Segment Start: Records
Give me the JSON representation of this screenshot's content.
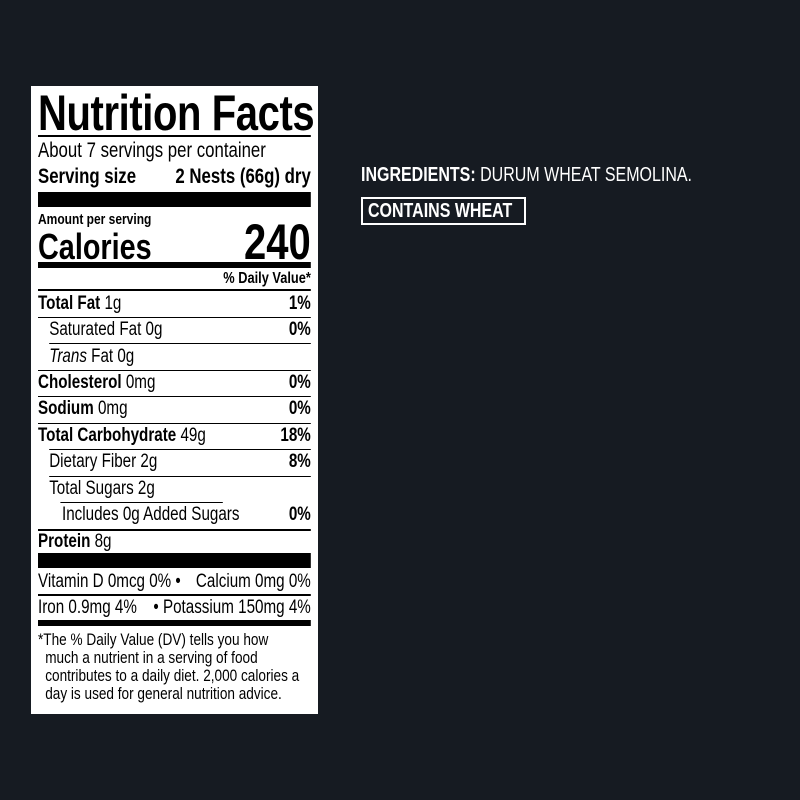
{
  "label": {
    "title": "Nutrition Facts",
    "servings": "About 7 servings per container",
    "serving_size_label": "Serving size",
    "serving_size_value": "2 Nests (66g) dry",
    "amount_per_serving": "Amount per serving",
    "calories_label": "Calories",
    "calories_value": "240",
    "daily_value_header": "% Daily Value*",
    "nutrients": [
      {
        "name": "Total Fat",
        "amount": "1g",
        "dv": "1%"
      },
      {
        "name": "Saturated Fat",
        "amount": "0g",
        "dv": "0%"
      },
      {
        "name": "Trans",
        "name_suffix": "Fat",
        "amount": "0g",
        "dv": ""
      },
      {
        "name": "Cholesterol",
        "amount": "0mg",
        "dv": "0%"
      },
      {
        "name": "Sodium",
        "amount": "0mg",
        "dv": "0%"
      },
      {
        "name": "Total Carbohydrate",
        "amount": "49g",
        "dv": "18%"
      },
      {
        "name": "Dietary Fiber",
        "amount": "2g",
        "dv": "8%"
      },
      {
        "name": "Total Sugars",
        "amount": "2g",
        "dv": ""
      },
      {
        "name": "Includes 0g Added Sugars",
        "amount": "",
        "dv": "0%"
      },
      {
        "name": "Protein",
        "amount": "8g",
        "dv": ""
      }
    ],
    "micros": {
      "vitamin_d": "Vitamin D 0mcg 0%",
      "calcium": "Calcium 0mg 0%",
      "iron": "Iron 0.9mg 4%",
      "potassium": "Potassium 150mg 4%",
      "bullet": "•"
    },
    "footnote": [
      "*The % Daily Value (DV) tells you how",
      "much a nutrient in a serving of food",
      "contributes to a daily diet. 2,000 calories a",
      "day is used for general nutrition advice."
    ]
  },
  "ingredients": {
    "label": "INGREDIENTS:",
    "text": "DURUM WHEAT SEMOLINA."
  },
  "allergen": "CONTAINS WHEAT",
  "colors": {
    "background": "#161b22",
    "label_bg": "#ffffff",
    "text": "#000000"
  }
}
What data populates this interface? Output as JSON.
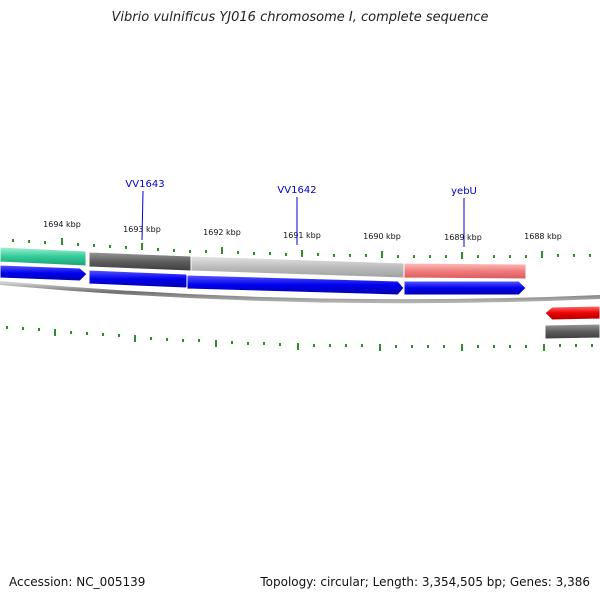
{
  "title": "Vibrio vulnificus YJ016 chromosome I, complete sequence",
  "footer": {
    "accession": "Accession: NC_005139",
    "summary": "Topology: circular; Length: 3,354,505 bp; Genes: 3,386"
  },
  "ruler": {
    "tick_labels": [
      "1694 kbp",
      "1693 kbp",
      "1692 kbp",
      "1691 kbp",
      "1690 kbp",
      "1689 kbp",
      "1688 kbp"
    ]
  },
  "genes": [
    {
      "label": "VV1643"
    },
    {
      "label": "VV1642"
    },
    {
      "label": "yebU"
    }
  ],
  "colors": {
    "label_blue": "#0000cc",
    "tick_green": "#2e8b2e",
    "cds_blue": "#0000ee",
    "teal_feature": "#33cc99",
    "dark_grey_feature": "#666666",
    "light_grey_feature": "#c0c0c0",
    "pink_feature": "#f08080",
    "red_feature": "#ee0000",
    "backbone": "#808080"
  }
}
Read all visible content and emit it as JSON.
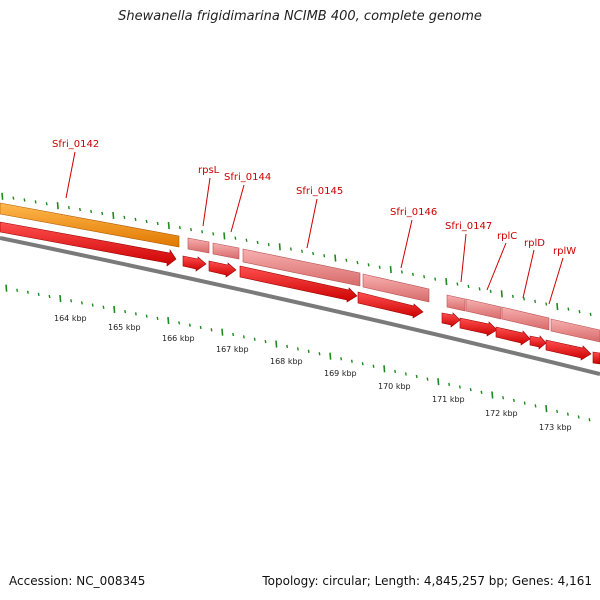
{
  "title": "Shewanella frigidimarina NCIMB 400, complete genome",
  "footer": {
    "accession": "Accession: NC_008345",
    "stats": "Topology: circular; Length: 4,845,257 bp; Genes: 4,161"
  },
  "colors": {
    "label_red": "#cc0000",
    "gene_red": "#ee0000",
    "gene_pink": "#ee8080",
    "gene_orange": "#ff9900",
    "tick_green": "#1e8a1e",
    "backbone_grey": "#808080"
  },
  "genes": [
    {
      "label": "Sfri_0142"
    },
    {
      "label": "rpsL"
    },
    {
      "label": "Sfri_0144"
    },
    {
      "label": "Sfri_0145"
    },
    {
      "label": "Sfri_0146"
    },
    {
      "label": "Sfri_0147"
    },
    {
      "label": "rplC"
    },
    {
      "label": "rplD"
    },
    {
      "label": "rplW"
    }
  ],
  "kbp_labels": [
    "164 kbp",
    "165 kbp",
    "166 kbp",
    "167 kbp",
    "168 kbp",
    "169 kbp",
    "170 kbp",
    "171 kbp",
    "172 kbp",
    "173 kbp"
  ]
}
Segment End: Records
Segment Start: Records
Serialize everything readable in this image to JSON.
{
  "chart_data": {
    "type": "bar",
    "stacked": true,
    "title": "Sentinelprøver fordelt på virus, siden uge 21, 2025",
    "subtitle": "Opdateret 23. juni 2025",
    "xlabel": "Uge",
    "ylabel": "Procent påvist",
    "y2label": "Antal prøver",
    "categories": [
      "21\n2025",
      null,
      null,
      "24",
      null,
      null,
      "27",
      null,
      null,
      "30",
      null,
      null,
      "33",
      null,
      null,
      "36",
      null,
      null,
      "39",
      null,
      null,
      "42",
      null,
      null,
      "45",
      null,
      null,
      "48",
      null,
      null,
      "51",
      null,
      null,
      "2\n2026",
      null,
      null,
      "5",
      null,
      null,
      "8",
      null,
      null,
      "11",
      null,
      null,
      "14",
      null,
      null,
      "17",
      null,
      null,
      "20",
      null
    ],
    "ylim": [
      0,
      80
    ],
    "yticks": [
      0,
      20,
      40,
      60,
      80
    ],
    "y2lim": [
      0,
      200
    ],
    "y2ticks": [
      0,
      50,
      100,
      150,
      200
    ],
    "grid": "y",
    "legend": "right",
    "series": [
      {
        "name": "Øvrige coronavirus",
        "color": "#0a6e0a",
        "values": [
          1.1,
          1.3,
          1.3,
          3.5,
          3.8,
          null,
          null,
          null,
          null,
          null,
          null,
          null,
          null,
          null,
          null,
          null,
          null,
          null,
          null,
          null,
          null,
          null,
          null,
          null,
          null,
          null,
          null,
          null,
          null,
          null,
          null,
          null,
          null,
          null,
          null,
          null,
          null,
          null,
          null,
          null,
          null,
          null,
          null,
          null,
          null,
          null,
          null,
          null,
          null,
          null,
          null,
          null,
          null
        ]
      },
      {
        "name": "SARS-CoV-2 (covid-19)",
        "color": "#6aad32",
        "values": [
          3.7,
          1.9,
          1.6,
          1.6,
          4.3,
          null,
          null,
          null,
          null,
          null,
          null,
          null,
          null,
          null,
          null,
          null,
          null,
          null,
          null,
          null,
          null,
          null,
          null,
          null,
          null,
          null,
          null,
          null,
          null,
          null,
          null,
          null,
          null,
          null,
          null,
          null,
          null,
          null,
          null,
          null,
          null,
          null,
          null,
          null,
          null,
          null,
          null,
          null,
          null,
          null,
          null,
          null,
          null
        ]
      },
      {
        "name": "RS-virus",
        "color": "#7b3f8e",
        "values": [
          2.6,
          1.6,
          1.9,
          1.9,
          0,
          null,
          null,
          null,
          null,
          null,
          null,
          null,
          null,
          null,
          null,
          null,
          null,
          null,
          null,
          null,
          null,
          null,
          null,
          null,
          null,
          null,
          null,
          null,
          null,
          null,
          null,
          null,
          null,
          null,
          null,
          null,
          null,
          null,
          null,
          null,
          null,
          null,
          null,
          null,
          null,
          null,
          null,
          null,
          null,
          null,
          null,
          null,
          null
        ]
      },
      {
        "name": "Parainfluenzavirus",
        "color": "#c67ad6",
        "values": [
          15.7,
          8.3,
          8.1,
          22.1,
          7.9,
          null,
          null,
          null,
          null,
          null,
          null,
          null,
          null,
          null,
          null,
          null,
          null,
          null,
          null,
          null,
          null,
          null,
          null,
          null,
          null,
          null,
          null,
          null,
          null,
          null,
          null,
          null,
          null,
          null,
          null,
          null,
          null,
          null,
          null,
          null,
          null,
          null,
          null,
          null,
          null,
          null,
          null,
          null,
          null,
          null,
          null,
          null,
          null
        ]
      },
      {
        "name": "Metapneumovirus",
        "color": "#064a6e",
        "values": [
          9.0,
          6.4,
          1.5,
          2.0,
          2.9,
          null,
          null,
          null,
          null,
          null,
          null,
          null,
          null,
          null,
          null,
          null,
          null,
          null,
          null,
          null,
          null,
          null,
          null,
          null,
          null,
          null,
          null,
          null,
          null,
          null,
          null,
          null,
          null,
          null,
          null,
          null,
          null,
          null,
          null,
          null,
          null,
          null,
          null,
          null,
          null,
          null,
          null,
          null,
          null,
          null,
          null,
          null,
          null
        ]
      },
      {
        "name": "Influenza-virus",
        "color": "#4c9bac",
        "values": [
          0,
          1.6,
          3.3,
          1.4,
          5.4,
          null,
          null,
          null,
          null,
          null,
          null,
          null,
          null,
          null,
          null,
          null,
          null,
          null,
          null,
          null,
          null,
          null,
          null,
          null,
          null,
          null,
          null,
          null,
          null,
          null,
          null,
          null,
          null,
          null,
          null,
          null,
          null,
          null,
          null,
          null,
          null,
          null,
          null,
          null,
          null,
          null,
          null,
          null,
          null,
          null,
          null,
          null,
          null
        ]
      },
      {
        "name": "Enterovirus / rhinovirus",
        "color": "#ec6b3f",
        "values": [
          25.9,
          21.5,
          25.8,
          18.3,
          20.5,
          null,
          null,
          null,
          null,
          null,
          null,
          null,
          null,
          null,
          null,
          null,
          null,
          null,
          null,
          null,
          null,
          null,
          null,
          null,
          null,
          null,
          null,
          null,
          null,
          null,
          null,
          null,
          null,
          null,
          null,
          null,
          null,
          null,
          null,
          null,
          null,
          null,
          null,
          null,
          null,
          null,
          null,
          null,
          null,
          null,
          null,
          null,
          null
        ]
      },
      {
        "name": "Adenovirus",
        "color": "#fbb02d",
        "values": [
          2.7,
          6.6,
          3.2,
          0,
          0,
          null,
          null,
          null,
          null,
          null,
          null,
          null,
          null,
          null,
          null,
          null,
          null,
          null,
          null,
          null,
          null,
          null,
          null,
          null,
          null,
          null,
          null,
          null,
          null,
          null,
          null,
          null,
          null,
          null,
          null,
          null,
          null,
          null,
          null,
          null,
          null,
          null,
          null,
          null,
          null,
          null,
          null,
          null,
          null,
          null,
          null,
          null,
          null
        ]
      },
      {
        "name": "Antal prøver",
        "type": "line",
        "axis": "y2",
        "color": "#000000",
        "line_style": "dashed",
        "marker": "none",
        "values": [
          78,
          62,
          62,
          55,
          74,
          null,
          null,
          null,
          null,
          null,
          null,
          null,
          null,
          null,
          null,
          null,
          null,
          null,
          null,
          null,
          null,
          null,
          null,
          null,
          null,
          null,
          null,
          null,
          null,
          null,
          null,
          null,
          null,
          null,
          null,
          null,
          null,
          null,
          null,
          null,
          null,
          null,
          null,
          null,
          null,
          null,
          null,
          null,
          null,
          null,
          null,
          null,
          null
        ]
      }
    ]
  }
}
Segment End: Records
Directions for this task
For every line above with the word "WHEAT" in it, make a copy.

Answer for this exercise
    "text": "DURUM WHEAT SEMOLINA."
  "allergen": "CONTAINS WHEAT",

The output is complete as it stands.